#### Source data

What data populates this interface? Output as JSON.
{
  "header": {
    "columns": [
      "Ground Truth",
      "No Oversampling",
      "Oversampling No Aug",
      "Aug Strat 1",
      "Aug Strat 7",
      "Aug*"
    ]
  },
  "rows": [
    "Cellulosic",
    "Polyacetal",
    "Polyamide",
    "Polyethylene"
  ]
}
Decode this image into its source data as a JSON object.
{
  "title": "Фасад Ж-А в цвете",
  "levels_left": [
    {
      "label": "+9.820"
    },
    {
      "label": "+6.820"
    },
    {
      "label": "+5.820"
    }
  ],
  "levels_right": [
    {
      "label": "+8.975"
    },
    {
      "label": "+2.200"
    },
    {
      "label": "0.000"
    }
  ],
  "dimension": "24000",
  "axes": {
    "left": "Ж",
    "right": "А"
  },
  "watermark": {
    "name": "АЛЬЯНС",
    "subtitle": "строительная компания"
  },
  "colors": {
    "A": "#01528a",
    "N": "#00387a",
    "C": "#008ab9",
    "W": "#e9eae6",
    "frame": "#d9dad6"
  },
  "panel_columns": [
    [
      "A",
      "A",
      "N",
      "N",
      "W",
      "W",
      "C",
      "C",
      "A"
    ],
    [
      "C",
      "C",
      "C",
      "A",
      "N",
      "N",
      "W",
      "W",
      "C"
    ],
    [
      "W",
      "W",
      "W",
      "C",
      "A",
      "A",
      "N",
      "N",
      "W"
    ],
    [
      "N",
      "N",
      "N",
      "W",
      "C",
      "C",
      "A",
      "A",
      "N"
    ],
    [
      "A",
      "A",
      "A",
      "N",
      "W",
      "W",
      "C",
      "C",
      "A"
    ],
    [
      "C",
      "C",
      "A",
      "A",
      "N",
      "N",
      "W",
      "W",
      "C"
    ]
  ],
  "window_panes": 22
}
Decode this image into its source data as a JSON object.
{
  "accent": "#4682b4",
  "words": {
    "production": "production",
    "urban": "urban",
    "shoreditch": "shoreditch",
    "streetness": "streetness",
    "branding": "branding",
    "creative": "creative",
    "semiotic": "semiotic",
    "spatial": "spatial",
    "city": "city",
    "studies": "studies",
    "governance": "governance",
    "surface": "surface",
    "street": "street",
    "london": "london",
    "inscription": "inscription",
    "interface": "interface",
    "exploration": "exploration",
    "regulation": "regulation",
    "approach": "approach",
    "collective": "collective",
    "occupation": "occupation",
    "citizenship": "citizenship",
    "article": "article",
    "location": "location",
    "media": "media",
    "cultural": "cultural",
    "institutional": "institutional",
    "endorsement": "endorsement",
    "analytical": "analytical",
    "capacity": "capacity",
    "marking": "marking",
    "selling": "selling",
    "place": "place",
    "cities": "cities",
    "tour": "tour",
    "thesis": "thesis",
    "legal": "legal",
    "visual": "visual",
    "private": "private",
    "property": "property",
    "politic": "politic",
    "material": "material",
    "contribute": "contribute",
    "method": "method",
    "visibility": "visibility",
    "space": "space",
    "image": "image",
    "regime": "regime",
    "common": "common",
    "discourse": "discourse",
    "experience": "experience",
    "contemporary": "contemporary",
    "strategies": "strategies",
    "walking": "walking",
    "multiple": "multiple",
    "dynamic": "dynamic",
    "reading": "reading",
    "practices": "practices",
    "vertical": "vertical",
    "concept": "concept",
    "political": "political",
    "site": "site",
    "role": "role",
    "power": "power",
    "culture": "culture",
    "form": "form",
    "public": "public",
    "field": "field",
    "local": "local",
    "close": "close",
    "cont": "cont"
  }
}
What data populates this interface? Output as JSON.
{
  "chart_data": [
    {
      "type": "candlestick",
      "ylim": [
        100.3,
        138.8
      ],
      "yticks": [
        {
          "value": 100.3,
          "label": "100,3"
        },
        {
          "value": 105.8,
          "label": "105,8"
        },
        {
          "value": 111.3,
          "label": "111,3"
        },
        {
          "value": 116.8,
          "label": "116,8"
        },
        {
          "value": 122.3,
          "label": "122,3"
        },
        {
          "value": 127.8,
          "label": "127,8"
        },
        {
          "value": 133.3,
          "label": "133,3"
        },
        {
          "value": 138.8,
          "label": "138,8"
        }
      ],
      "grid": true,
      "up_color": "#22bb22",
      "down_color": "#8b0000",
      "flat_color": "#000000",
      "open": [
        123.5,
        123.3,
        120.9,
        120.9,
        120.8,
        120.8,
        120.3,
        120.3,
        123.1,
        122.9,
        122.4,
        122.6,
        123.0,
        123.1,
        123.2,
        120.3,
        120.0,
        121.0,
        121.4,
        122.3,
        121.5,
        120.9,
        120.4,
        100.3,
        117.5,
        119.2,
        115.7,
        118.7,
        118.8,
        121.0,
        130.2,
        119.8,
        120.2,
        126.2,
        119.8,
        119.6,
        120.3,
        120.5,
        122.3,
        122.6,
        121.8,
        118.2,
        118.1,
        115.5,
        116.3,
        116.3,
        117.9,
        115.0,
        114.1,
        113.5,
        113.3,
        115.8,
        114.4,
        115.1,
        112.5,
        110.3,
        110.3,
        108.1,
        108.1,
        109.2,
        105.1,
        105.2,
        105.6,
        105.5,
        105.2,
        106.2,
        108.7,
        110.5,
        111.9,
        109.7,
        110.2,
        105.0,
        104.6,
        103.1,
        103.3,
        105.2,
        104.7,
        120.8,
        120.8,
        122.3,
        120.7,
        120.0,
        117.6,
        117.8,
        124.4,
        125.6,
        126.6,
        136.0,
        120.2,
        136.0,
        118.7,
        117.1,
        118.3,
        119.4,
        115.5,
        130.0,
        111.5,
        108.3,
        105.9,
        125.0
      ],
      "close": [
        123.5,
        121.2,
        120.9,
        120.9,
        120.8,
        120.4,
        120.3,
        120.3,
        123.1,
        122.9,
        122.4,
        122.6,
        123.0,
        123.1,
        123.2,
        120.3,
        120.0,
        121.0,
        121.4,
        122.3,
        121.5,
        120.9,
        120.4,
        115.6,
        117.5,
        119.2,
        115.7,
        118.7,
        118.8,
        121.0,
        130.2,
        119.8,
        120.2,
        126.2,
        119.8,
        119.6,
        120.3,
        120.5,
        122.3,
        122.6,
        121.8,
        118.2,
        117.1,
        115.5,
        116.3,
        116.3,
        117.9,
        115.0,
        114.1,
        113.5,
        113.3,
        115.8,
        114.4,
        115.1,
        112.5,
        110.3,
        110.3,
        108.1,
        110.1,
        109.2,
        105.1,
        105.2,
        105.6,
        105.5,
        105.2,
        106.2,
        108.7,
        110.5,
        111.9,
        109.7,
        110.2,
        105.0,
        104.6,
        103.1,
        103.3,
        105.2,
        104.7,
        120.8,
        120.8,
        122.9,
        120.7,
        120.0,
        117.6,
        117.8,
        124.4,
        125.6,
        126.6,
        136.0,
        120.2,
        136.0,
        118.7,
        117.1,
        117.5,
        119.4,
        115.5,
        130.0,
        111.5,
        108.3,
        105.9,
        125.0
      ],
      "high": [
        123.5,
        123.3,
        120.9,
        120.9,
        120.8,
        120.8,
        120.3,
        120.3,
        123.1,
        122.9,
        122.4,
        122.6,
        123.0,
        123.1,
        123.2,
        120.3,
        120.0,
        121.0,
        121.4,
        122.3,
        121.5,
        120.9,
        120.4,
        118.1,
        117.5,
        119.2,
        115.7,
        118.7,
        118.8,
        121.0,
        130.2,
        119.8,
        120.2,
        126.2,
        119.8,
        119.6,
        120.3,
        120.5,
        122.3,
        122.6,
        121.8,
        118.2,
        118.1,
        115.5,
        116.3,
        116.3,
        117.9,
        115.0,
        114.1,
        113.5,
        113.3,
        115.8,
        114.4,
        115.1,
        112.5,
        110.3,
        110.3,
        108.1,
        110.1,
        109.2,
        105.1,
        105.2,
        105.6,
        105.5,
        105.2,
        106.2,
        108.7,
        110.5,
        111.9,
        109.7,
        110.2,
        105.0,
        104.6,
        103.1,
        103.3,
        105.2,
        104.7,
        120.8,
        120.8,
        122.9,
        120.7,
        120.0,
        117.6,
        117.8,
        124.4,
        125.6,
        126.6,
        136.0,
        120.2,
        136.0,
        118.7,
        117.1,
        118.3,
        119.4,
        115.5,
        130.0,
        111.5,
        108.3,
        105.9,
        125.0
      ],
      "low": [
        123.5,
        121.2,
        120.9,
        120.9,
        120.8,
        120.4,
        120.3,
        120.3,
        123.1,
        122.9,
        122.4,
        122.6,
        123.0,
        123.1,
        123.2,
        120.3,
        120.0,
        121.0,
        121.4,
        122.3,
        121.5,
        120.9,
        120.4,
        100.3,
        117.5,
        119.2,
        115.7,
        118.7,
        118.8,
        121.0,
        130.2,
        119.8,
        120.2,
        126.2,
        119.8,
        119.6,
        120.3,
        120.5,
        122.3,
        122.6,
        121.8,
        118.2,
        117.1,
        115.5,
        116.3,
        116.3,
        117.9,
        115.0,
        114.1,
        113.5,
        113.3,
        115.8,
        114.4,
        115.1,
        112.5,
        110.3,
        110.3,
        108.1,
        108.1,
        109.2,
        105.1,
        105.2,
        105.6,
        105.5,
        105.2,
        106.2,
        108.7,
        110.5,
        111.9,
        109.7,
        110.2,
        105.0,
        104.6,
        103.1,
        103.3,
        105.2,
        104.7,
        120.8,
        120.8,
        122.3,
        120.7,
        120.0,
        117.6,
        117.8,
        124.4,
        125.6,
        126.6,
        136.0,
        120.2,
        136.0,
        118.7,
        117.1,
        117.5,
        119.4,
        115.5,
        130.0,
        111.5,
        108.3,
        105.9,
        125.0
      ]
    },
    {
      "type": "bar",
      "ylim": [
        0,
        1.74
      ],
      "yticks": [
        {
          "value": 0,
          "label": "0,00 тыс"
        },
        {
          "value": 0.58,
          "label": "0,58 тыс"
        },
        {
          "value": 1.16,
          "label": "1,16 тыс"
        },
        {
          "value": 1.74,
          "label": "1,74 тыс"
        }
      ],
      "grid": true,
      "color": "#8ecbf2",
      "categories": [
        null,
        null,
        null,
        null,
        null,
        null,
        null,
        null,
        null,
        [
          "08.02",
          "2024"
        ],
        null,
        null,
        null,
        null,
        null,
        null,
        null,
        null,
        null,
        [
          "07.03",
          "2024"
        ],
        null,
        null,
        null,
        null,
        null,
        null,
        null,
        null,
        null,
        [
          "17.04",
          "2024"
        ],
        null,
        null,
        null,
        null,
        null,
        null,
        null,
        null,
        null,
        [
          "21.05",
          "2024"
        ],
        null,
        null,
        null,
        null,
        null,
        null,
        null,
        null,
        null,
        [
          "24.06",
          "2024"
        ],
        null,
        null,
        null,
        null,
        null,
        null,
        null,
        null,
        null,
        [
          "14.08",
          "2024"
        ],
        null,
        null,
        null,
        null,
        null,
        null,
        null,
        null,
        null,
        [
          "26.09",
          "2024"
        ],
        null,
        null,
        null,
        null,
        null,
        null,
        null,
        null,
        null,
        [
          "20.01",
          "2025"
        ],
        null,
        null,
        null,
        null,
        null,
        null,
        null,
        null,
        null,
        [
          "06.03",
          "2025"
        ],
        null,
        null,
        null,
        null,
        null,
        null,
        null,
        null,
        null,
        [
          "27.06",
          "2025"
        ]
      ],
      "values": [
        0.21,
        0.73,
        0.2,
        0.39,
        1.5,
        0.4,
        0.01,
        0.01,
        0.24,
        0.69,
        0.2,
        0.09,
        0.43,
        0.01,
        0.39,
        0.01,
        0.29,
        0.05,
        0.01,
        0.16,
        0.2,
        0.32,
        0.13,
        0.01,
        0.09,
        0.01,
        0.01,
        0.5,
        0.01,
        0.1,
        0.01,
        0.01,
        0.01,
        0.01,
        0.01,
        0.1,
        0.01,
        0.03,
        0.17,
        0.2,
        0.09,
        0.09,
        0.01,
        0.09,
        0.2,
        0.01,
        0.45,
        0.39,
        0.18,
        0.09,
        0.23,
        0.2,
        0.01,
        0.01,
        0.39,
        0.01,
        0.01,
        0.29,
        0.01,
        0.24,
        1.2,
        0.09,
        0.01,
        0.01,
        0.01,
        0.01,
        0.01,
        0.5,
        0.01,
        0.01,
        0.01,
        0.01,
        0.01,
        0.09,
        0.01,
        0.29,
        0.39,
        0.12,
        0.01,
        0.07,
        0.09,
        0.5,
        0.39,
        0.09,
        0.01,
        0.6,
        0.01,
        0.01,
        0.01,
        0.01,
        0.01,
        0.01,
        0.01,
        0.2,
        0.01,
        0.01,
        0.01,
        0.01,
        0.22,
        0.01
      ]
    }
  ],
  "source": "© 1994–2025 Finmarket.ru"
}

########

● **Exercise requirements**: In the records above, locate the lines holding the word "Oversampling". Copy each of them.

● **Full answer**:
      "No Oversampling",
      "Oversampling No Aug",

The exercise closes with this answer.